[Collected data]

------------------------------------------------------------------------

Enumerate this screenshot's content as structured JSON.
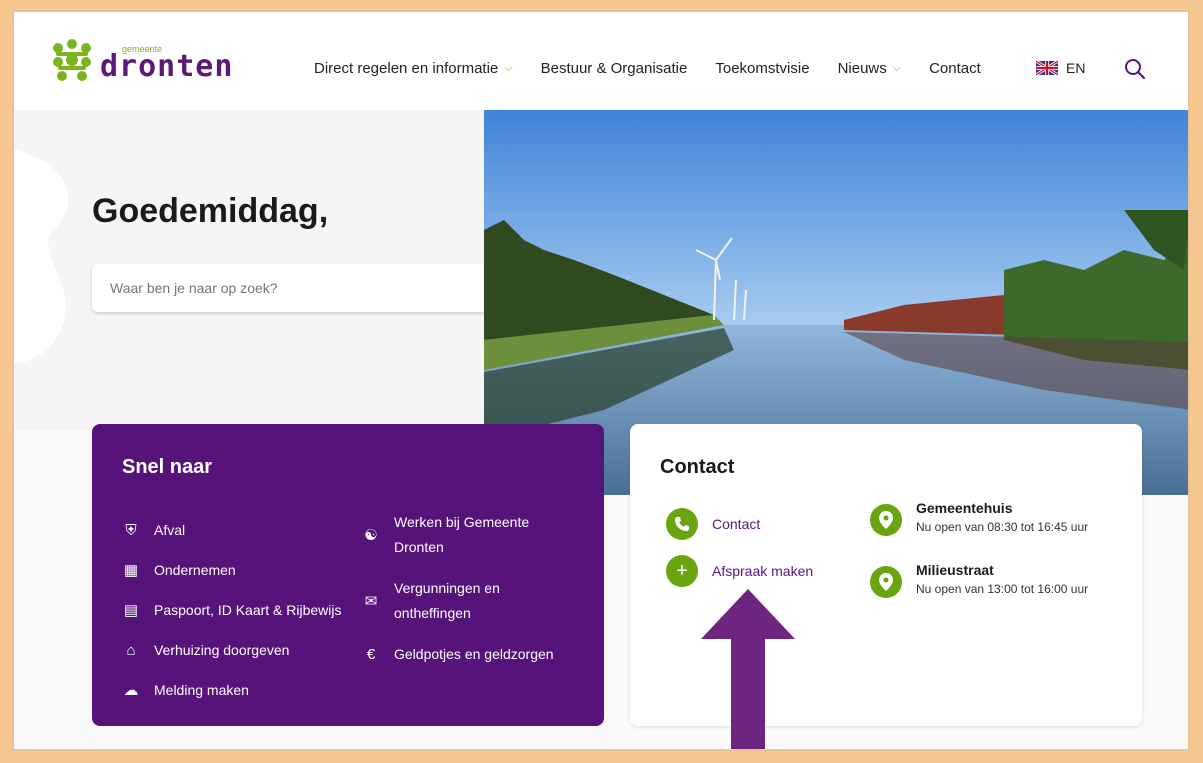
{
  "header": {
    "logo_small": "gemeente",
    "logo_main": "dronten",
    "nav": [
      {
        "label": "Direct regelen en informatie",
        "has_dropdown": true
      },
      {
        "label": "Bestuur & Organisatie",
        "has_dropdown": false
      },
      {
        "label": "Toekomstvisie",
        "has_dropdown": false
      },
      {
        "label": "Nieuws",
        "has_dropdown": true
      },
      {
        "label": "Contact",
        "has_dropdown": false
      }
    ],
    "language": "EN"
  },
  "hero": {
    "greeting": "Goedemiddag,",
    "search_placeholder": "Waar ben je naar op zoek?"
  },
  "snel_naar": {
    "title": "Snel naar",
    "col1": [
      {
        "label": "Afval",
        "icon": "truck-icon"
      },
      {
        "label": "Ondernemen",
        "icon": "factory-icon"
      },
      {
        "label": "Paspoort, ID Kaart & Rijbewijs",
        "icon": "id-card-icon"
      },
      {
        "label": "Verhuizing doorgeven",
        "icon": "home-icon"
      },
      {
        "label": "Melding maken",
        "icon": "megaphone-icon"
      }
    ],
    "col2": [
      {
        "label_line1": "Werken bij Gemeente",
        "label_line2": "Dronten",
        "icon": "worker-icon"
      },
      {
        "label_line1": "Vergunningen en",
        "label_line2": "ontheffingen",
        "icon": "envelope-icon"
      },
      {
        "label_line1": "Geldpotjes en geldzorgen",
        "label_line2": "",
        "icon": "euro-icon"
      }
    ]
  },
  "contact": {
    "title": "Contact",
    "links": [
      {
        "label": "Contact",
        "icon": "phone-icon"
      },
      {
        "label": "Afspraak maken",
        "icon": "plus-icon"
      }
    ],
    "locations": [
      {
        "name": "Gemeentehuis",
        "hours": "Nu open van 08:30 tot 16:45 uur"
      },
      {
        "name": "Milieustraat",
        "hours": "Nu open van 13:00 tot 16:00 uur"
      }
    ]
  },
  "colors": {
    "purple": "#56147a",
    "green": "#6aa50f",
    "frame": "#f6c88f"
  }
}
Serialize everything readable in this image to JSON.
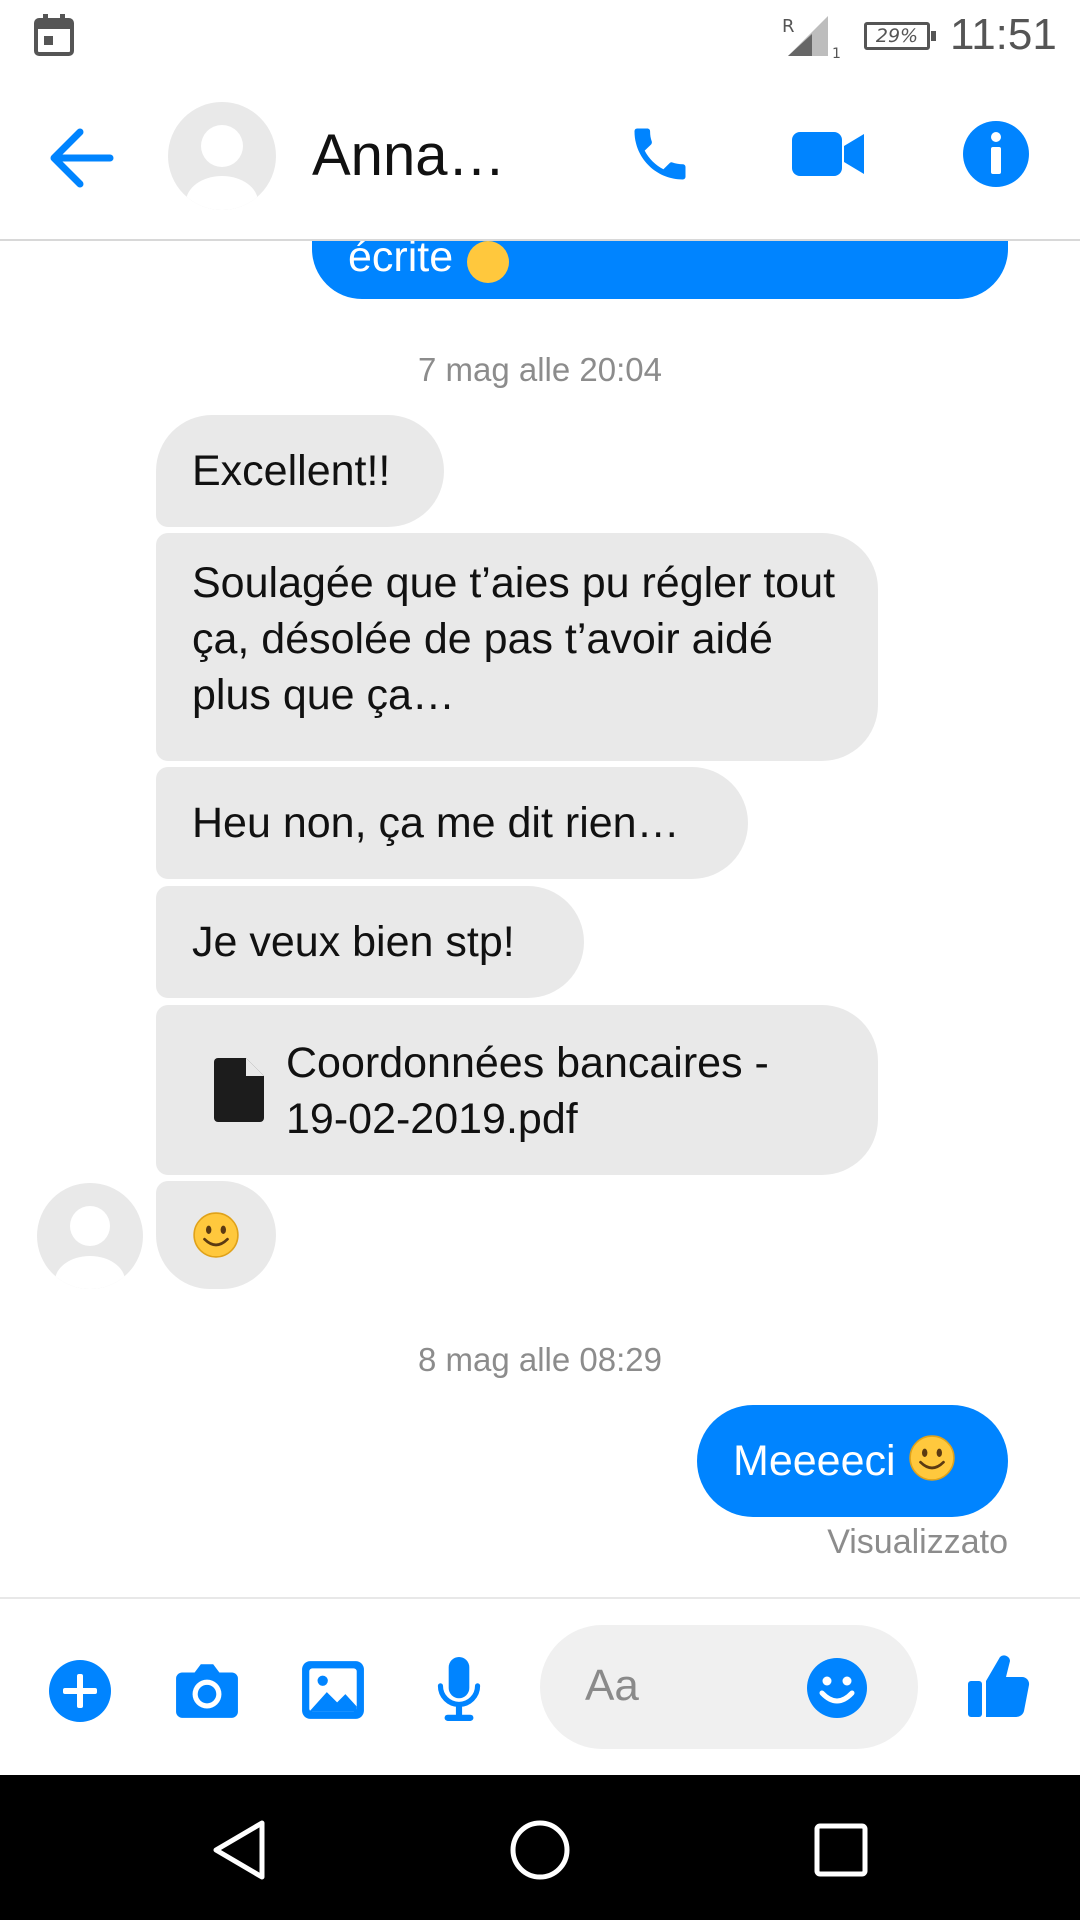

------------------------------------------------------------------------

#### Aim of the task
Report only the number of lines that hold the word "name".

#### Task output
2